**WHAT YOU NEED TO DO:**
Omit all pictures and give the records below again exactly as written.

[START OF RECORDS FOR THE TASK]

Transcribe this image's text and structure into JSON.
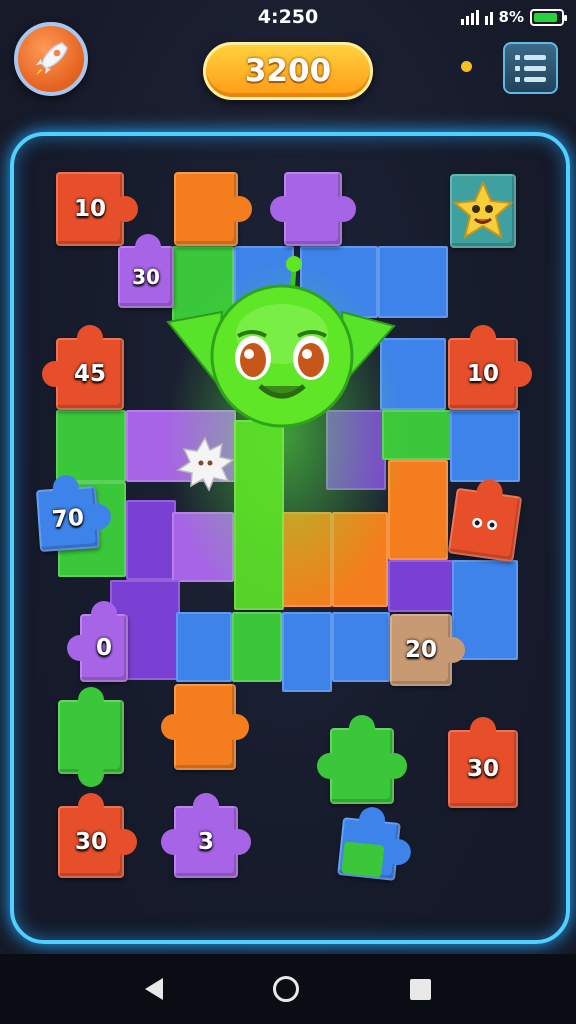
{
  "status_bar": {
    "time": "4:25",
    "time_suffix": "0",
    "battery_text": "8%",
    "battery_level": 0.9,
    "battery_color": "#28d23a"
  },
  "hud": {
    "score": "3200",
    "rocket_icon": "rocket-icon",
    "menu_icon": "menu-list-icon",
    "accent_color": "#4fd0ff",
    "score_color": "#ffb020"
  },
  "board": {
    "piece_labels": {
      "top_left": "10",
      "small_purple": "30",
      "left_mid": "45",
      "right_mid": "10",
      "blue_left": "70",
      "purple_left_low": "0",
      "tan_right": "20",
      "red_bottom_right": "30",
      "red_bottom_left": "30",
      "purple_bottom": "3"
    },
    "mascot": "green-alien-mascot",
    "star_character": "yellow-star-character",
    "badge": "white-gear-badge"
  },
  "nav": {
    "back_icon": "back-triangle-icon",
    "home_icon": "home-circle-icon",
    "recent_icon": "recent-apps-square-icon"
  }
}
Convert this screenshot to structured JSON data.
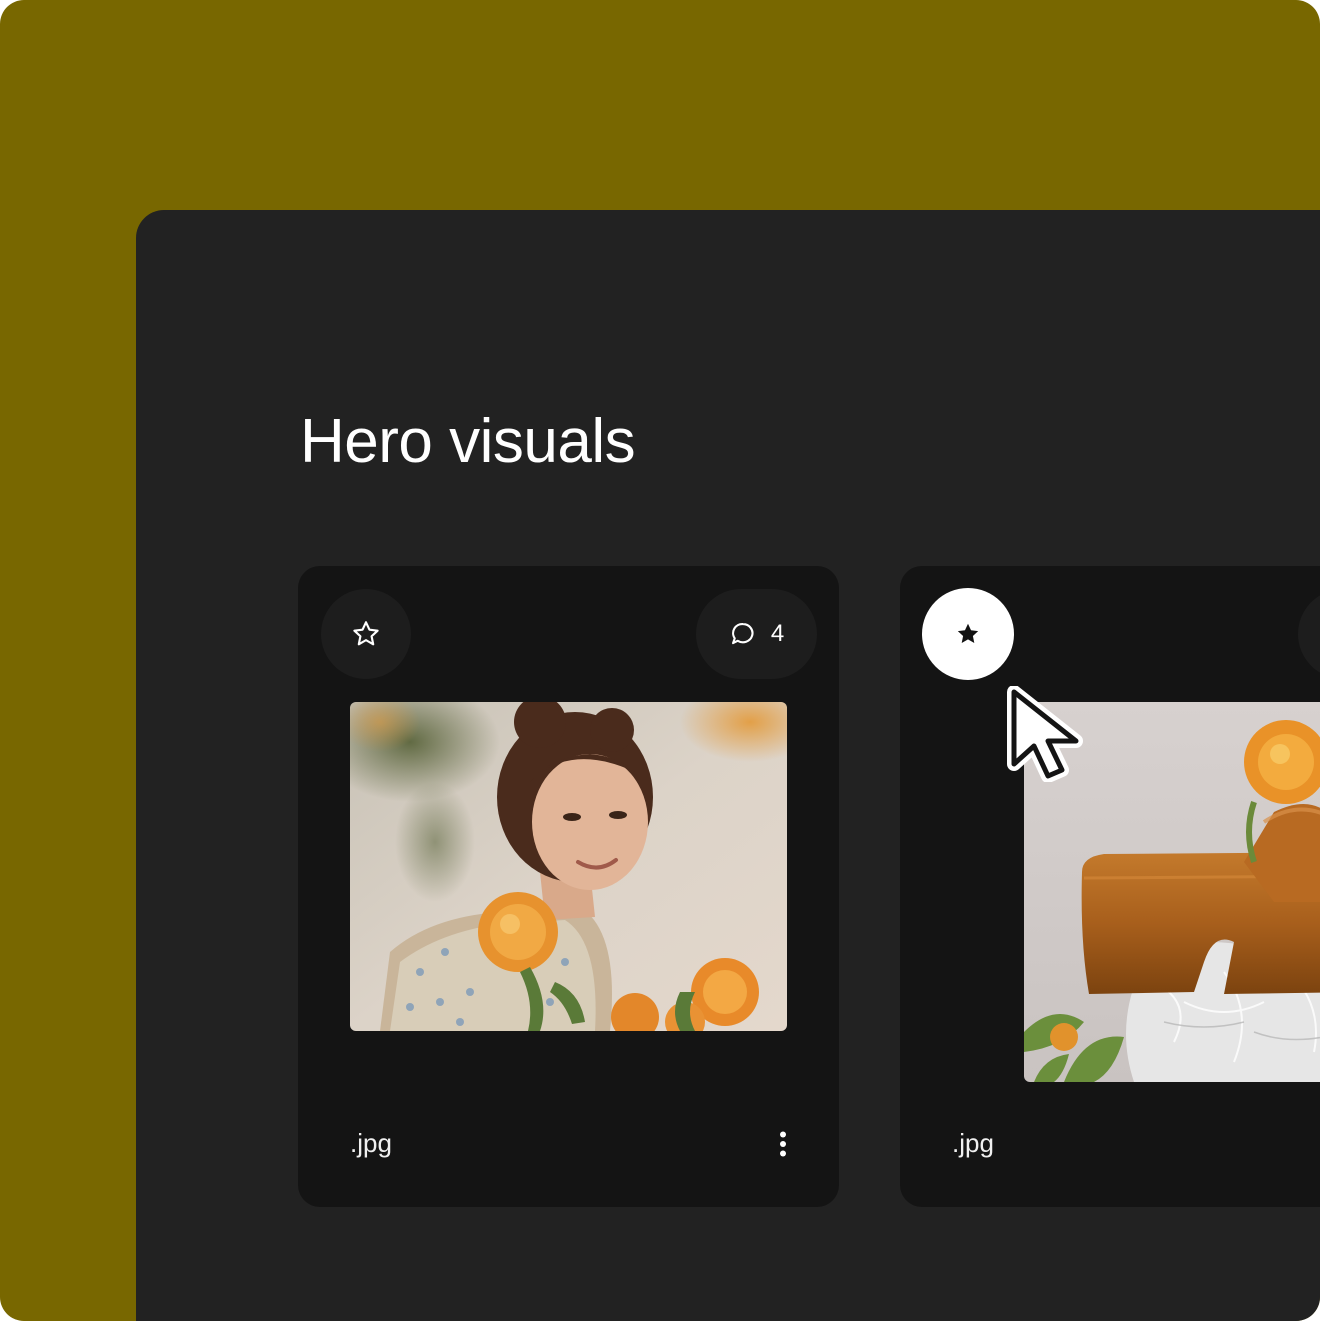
{
  "colors": {
    "backdrop": "#786700",
    "panel": "#222222",
    "card": "#141414",
    "pill": "#1d1d1d",
    "active_button": "#ffffff",
    "icon_on_dark": "#ffffff",
    "icon_on_light": "#111111"
  },
  "page": {
    "section_title": "Hero visuals"
  },
  "cards": [
    {
      "favorite_icon": "star-outline-icon",
      "favorited": false,
      "comment_icon": "speech-bubble-icon",
      "comment_count": "4",
      "image": "portrait of woman holding orange protea flowers",
      "file_ext": ".jpg",
      "menu_icon": "vertical-ellipsis-icon"
    },
    {
      "favorite_icon": "star-filled-icon",
      "favorited": true,
      "image": "tan leather platform shoe with orange protea flowers on plastic wrap",
      "file_ext": ".jpg"
    }
  ],
  "pointer": {
    "icon": "mouse-pointer-icon"
  }
}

[END OF RECORDS FOR THE TASK]

**SOLUTION FOR THIS PROBLEM:**
Transcribe this image's text and structure into JSON.
{
  "status_bar": {
    "time": "4:25",
    "time_suffix": "0",
    "battery_text": "8%",
    "battery_level": 0.9,
    "battery_color": "#28d23a"
  },
  "hud": {
    "score": "3200",
    "rocket_icon": "rocket-icon",
    "menu_icon": "menu-list-icon",
    "accent_color": "#4fd0ff",
    "score_color": "#ffb020"
  },
  "board": {
    "piece_labels": {
      "top_left": "10",
      "small_purple": "30",
      "left_mid": "45",
      "right_mid": "10",
      "blue_left": "70",
      "purple_left_low": "0",
      "tan_right": "20",
      "red_bottom_right": "30",
      "red_bottom_left": "30",
      "purple_bottom": "3"
    },
    "mascot": "green-alien-mascot",
    "star_character": "yellow-star-character",
    "badge": "white-gear-badge"
  },
  "nav": {
    "back_icon": "back-triangle-icon",
    "home_icon": "home-circle-icon",
    "recent_icon": "recent-apps-square-icon"
  }
}
Convert this screenshot to structured JSON data.
{
  "colors": {
    "backdrop": "#786700",
    "panel": "#222222",
    "card": "#141414",
    "pill": "#1d1d1d",
    "active_button": "#ffffff",
    "icon_on_dark": "#ffffff",
    "icon_on_light": "#111111"
  },
  "page": {
    "section_title": "Hero visuals"
  },
  "cards": [
    {
      "favorite_icon": "star-outline-icon",
      "favorited": false,
      "comment_icon": "speech-bubble-icon",
      "comment_count": "4",
      "image": "portrait of woman holding orange protea flowers",
      "file_ext": ".jpg",
      "menu_icon": "vertical-ellipsis-icon"
    },
    {
      "favorite_icon": "star-filled-icon",
      "favorited": true,
      "image": "tan leather platform shoe with orange protea flowers on plastic wrap",
      "file_ext": ".jpg"
    }
  ],
  "pointer": {
    "icon": "mouse-pointer-icon"
  }
}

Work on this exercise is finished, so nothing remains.